BEGIN RECORDS FOR THE EXERCISE

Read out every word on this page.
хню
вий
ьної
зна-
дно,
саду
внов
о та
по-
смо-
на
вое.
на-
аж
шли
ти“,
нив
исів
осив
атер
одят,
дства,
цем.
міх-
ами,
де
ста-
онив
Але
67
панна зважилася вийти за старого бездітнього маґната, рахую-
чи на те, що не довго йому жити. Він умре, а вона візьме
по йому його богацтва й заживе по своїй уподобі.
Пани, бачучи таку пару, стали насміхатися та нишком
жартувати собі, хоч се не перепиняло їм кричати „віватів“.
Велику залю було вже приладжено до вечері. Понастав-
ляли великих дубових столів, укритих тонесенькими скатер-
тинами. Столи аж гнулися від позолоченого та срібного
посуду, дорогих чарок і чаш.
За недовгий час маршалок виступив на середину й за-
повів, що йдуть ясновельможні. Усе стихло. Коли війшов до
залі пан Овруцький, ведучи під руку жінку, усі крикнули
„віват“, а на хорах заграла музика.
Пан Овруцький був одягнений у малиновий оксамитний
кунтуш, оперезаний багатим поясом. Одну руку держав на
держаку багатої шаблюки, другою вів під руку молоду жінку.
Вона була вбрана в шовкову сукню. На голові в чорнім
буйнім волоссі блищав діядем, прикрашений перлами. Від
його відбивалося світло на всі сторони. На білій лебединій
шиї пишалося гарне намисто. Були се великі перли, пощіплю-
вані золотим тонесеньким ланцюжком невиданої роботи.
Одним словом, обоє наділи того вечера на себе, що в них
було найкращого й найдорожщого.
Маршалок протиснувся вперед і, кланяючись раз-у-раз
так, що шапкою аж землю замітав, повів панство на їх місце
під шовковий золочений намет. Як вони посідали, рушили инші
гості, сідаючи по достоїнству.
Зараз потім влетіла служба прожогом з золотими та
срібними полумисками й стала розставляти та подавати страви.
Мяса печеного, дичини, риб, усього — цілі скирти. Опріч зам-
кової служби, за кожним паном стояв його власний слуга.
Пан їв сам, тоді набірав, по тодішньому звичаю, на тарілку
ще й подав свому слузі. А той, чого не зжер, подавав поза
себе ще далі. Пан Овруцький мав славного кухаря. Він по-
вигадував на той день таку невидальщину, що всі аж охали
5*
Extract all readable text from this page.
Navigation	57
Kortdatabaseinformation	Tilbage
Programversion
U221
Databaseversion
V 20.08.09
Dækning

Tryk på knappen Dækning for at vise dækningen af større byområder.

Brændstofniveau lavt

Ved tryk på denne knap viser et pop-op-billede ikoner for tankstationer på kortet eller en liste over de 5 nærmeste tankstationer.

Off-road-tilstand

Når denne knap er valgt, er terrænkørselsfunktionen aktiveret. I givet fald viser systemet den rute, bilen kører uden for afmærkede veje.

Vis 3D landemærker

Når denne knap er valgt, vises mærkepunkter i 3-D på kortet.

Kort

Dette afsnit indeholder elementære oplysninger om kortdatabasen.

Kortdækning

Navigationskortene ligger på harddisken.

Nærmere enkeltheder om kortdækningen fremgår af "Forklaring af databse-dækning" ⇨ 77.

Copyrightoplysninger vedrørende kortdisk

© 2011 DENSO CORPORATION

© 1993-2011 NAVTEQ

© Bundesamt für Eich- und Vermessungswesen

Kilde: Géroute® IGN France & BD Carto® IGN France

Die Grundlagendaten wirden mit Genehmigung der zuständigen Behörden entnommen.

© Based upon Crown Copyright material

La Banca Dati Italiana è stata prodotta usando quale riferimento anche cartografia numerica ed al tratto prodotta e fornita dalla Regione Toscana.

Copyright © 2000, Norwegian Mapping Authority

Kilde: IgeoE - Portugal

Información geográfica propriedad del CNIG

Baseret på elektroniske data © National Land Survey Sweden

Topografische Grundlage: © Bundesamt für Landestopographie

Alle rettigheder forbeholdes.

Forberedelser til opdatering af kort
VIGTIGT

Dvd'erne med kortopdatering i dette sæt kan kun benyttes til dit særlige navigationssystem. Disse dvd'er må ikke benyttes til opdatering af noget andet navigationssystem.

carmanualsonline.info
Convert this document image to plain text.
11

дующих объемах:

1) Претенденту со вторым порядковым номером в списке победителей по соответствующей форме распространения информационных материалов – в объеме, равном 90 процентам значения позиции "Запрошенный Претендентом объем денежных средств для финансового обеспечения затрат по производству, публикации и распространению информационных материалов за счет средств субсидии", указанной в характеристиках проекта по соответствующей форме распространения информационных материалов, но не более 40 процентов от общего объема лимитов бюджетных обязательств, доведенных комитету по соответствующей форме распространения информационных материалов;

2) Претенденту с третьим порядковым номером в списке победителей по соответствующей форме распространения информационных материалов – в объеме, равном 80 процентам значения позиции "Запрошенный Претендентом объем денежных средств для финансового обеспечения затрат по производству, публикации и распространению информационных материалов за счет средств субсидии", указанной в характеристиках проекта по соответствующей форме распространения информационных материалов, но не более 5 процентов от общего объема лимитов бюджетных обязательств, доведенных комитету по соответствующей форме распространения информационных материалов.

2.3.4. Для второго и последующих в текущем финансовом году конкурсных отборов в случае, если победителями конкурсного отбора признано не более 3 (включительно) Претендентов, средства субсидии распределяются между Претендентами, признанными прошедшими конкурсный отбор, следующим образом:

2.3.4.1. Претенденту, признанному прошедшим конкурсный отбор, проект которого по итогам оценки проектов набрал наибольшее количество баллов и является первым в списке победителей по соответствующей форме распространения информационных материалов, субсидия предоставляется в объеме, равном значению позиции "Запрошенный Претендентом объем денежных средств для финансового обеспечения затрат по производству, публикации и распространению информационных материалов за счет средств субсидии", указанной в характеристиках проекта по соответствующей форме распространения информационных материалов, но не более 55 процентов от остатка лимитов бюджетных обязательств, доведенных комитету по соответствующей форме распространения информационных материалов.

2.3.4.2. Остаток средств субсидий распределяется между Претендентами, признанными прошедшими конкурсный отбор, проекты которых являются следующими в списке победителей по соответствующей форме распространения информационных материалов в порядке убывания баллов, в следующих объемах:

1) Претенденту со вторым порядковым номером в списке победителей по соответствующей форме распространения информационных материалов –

END RECORDS FOR THE EXERCISE

__WHAT TO PRODUCE__.
Gather up the lines containing the word "Kilde" from these records and copy them.

__REPLY TO THE TASK__.
Kilde: Géroute® IGN France & BD Carto® IGN France
Kilde: IgeoE - Portugal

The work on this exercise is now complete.